Stored items from a collection:
* Start *
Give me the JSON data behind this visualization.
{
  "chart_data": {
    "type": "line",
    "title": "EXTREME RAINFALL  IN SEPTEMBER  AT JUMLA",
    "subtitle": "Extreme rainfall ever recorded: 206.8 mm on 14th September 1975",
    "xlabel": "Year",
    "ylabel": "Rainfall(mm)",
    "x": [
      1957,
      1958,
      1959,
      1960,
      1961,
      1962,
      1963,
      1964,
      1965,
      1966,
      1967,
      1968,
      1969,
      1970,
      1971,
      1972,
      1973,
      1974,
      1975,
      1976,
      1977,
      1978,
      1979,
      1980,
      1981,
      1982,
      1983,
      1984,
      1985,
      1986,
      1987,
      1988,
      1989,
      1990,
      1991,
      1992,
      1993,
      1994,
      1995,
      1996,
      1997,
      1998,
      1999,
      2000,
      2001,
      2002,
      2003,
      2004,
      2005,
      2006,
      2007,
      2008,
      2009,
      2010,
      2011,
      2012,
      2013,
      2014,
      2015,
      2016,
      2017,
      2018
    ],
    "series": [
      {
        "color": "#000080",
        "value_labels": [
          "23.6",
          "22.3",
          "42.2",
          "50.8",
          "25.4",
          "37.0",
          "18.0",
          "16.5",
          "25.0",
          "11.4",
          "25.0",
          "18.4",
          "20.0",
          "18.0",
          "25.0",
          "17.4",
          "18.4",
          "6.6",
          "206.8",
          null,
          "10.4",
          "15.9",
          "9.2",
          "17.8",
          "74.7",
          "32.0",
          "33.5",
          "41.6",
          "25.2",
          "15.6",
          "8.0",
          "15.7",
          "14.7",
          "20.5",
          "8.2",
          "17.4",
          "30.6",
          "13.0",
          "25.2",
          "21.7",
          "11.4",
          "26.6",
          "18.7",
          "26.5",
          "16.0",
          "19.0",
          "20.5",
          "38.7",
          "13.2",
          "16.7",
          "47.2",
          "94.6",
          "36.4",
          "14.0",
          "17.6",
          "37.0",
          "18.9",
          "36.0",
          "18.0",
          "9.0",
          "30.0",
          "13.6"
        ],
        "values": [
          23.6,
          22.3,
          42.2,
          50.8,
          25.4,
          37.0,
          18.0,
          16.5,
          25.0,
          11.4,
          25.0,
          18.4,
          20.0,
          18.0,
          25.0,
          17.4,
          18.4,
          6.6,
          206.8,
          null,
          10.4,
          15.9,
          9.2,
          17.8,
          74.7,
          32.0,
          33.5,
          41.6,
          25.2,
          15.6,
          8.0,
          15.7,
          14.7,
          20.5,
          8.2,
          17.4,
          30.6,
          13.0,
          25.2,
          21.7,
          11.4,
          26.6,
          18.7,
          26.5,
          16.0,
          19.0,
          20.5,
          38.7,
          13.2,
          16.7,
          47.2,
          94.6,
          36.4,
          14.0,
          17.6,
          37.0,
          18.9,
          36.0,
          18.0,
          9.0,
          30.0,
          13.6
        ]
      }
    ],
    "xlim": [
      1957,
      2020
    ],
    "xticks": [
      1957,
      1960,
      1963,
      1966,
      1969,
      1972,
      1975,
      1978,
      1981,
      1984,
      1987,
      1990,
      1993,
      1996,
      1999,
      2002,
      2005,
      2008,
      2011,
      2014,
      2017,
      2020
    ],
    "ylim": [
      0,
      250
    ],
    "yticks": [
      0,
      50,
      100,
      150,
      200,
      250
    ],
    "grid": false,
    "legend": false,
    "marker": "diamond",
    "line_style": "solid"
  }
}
* End *
• Job:
Repeat every line of the material exactly as given.

• Answer to this exercise:
Give me the JSON data behind this visualization.
{
  "chart_data": {
    "type": "line",
    "title": "EXTREME RAINFALL  IN SEPTEMBER  AT JUMLA",
    "subtitle": "Extreme rainfall ever recorded: 206.8 mm on 14th September 1975",
    "xlabel": "Year",
    "ylabel": "Rainfall(mm)",
    "x": [
      1957,
      1958,
      1959,
      1960,
      1961,
      1962,
      1963,
      1964,
      1965,
      1966,
      1967,
      1968,
      1969,
      1970,
      1971,
      1972,
      1973,
      1974,
      1975,
      1976,
      1977,
      1978,
      1979,
      1980,
      1981,
      1982,
      1983,
      1984,
      1985,
      1986,
      1987,
      1988,
      1989,
      1990,
      1991,
      1992,
      1993,
      1994,
      1995,
      1996,
      1997,
      1998,
      1999,
      2000,
      2001,
      2002,
      2003,
      2004,
      2005,
      2006,
      2007,
      2008,
      2009,
      2010,
      2011,
      2012,
      2013,
      2014,
      2015,
      2016,
      2017,
      2018
    ],
    "series": [
      {
        "color": "#000080",
        "value_labels": [
          "23.6",
          "22.3",
          "42.2",
          "50.8",
          "25.4",
          "37.0",
          "18.0",
          "16.5",
          "25.0",
          "11.4",
          "25.0",
          "18.4",
          "20.0",
          "18.0",
          "25.0",
          "17.4",
          "18.4",
          "6.6",
          "206.8",
          null,
          "10.4",
          "15.9",
          "9.2",
          "17.8",
          "74.7",
          "32.0",
          "33.5",
          "41.6",
          "25.2",
          "15.6",
          "8.0",
          "15.7",
          "14.7",
          "20.5",
          "8.2",
          "17.4",
          "30.6",
          "13.0",
          "25.2",
          "21.7",
          "11.4",
          "26.6",
          "18.7",
          "26.5",
          "16.0",
          "19.0",
          "20.5",
          "38.7",
          "13.2",
          "16.7",
          "47.2",
          "94.6",
          "36.4",
          "14.0",
          "17.6",
          "37.0",
          "18.9",
          "36.0",
          "18.0",
          "9.0",
          "30.0",
          "13.6"
        ],
        "values": [
          23.6,
          22.3,
          42.2,
          50.8,
          25.4,
          37.0,
          18.0,
          16.5,
          25.0,
          11.4,
          25.0,
          18.4,
          20.0,
          18.0,
          25.0,
          17.4,
          18.4,
          6.6,
          206.8,
          null,
          10.4,
          15.9,
          9.2,
          17.8,
          74.7,
          32.0,
          33.5,
          41.6,
          25.2,
          15.6,
          8.0,
          15.7,
          14.7,
          20.5,
          8.2,
          17.4,
          30.6,
          13.0,
          25.2,
          21.7,
          11.4,
          26.6,
          18.7,
          26.5,
          16.0,
          19.0,
          20.5,
          38.7,
          13.2,
          16.7,
          47.2,
          94.6,
          36.4,
          14.0,
          17.6,
          37.0,
          18.9,
          36.0,
          18.0,
          9.0,
          30.0,
          13.6
        ]
      }
    ],
    "xlim": [
      1957,
      2020
    ],
    "xticks": [
      1957,
      1960,
      1963,
      1966,
      1969,
      1972,
      1975,
      1978,
      1981,
      1984,
      1987,
      1990,
      1993,
      1996,
      1999,
      2002,
      2005,
      2008,
      2011,
      2014,
      2017,
      2020
    ],
    "ylim": [
      0,
      250
    ],
    "yticks": [
      0,
      50,
      100,
      150,
      200,
      250
    ],
    "grid": false,
    "legend": false,
    "marker": "diamond",
    "line_style": "solid"
  }
}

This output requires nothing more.